TEKS UNTUK ANALISIS |
=-=-=
Sejauh pengalaman, setiap manusia pernah mengalami luka. Baik luka itu disebabkan oleh goresen benda tajam, luka akibat trauma masa lalu, luka akibat dilecehkan dan luka bathin yang diakibatkan oleh kata-kata, oleh sindiran yang menyebabkan luka tergores amat dalam di kalbunya. Kalau luka goresan dan benda tajam bisa dilihat bekasnya namun luka bathin itu susah dideteksi, hanya dia (orang yang menderita) yang tahu seberapa dalamnya luka bathinnya.
Dalam rupa-rupa manusia banyak sekali manusia yang karena relasi, komunikasi dan jalinan pertemanan dan persahabatan akhirnya menyentuh perseteruan dan berakhir dengan dendam, luka bathin akibat perkataan menohok yang tiba-tiba menjadi biang dari retaknya persahabatan.
Penyebabnya macam-macam, bisa karena cinta yang kandas, pengkhianatan, atau kata-kata menohok yang berhasil menguyak luka jiwa teramat dalam. Ini menjadi sebuah trauma tidak terhapuskan akan selalu terbawa dalam kehidupan di masa yang akan datang.
Dari luka itu menghadiahkan sebuah kebiasaan baru yang bisa menyentuh simpul syaraf seseorang, ia mempunyai kebiasaan baru saat ia mengingat trauma, bengong, dan galau, histeris dan tiba-tiba tanpa bisa ditebak emosinya menggelegak. Ada kebiasaan baru sebagai penanda bahwa ia sedang terperangkap, sedang terlintas dalam pikirannya luka bathin yang menganga. Kalau orangnya pendiam, ia hanya akan diam, bengong dan syaraf kesadarannya tiba-tiba berhenti. Air mata meleleh dan mulutnya terkatub rapat.
=-=-=
DAFTAR TUGAS |
1. Terjemahkan kalimat "Sejauh pengalaman, setiap manusia pernah mengalami luka." dari teks tentang luka batin ke dalam bahasa Inggris.
2. Ulangi dengan tepat bagian teks tentang luka batin yang dimulai dengan "Dalam rupa-rupa manusia" dan berlanjut sampai "yang akan datang.".
=-=-=
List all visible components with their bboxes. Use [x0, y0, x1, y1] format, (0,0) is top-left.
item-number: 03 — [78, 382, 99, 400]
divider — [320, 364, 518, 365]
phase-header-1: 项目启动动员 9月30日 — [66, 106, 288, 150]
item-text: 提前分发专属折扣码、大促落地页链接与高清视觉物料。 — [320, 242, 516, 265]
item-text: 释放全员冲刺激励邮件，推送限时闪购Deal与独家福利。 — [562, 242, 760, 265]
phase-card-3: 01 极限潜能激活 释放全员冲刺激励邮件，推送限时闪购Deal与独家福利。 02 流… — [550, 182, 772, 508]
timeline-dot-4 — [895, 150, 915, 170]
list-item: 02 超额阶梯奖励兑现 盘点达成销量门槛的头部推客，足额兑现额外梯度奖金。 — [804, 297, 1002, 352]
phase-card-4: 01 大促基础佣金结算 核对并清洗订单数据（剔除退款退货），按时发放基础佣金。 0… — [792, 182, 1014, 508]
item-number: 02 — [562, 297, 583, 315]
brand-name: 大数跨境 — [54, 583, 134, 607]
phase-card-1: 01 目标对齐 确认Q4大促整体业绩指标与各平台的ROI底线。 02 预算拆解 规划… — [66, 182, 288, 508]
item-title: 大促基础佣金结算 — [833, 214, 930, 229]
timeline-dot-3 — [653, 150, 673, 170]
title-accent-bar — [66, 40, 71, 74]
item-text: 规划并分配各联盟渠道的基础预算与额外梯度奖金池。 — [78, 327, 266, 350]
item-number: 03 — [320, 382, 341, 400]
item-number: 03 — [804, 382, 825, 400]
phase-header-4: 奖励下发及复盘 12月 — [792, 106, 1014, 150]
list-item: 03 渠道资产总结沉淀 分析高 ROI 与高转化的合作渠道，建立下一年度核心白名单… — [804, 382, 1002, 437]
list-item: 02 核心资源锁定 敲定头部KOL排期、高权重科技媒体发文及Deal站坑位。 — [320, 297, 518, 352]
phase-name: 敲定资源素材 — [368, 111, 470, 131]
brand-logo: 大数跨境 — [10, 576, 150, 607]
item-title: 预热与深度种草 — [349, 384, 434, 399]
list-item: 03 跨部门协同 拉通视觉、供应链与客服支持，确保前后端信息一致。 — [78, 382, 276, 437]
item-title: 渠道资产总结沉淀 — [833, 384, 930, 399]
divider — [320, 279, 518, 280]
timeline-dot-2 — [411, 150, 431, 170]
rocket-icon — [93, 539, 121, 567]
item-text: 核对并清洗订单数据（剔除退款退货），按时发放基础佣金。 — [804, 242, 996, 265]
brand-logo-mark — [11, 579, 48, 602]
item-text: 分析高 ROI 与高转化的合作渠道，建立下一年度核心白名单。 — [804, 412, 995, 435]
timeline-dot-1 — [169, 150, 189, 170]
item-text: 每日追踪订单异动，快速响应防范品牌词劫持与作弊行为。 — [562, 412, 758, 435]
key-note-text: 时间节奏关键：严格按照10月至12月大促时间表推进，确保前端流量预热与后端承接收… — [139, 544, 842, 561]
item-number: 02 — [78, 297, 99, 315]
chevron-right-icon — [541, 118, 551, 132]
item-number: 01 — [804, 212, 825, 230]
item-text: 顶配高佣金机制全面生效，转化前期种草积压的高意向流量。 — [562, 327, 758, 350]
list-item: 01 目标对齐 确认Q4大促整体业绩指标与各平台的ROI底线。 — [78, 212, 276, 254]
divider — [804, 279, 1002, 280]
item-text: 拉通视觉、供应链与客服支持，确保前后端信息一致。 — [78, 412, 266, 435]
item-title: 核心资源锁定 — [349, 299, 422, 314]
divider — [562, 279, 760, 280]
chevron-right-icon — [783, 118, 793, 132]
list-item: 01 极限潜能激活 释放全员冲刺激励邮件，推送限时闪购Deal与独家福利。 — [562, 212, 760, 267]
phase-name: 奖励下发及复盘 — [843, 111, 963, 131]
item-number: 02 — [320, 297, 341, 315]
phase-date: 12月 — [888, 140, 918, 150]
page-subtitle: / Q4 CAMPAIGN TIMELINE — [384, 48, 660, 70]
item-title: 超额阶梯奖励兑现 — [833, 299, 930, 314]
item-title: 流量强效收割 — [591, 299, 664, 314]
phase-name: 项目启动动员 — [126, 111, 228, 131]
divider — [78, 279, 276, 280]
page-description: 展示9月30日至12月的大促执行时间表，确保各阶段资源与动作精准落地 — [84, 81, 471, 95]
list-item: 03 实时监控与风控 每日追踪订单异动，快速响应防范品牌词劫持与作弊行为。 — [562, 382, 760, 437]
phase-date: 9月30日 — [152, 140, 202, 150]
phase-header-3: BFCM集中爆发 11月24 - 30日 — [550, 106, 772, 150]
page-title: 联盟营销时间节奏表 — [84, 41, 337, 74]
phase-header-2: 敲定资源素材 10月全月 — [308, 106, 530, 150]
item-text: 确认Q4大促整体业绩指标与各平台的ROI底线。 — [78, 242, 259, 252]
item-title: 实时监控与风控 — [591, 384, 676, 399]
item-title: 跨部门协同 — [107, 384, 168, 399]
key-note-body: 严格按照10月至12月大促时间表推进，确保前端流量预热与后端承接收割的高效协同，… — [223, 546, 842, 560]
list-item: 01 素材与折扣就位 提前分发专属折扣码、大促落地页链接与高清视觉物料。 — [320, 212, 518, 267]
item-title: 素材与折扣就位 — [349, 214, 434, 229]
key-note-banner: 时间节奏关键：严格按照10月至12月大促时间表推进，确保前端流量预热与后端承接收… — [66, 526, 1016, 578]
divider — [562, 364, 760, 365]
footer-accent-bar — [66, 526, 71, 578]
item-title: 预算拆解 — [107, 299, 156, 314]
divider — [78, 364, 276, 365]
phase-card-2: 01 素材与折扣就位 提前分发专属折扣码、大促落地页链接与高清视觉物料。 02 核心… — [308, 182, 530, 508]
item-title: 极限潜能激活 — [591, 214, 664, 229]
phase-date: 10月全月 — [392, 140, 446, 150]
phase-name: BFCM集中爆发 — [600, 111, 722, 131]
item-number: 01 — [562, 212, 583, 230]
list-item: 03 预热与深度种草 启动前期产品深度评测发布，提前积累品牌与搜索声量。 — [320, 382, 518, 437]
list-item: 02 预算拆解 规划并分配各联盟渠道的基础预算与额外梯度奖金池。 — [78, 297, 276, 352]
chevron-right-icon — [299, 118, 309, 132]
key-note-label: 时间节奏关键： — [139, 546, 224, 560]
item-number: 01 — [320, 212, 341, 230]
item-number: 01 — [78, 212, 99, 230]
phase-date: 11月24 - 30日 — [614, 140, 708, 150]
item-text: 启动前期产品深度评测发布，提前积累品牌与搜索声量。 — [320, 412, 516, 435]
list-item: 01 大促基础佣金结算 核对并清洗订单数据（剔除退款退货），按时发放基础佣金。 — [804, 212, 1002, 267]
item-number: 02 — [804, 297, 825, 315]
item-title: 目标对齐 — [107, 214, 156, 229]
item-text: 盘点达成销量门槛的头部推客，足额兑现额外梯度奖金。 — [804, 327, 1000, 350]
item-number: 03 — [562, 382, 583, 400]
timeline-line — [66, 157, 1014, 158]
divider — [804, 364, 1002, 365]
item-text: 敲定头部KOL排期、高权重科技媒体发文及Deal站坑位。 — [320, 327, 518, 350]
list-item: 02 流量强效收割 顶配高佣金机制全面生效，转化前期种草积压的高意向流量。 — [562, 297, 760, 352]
=-=-=
JAWABAN KEGIATAN |
1. As far as experience goes, every human being has suffered a wound at some point.

2.
Dalam rupa-rupa manusia banyak sekali manusia yang karena relasi, komunikasi dan jalinan pertemanan dan persahabatan akhirnya menyentuh perseteruan dan berakhir dengan dendam, luka bathin akibat perkataan menohok yang tiba-tiba menjadi biang dari retaknya persahabatan.
Penyebabnya macam-macam, bisa karena cinta yang kandas, pengkhianatan, atau kata-kata menohok yang berhasil menguyak luka jiwa teramat dalam. Ini menjadi sebuah trauma tidak terhapuskan akan selalu terbawa dalam kehidupan di masa yang akan datang.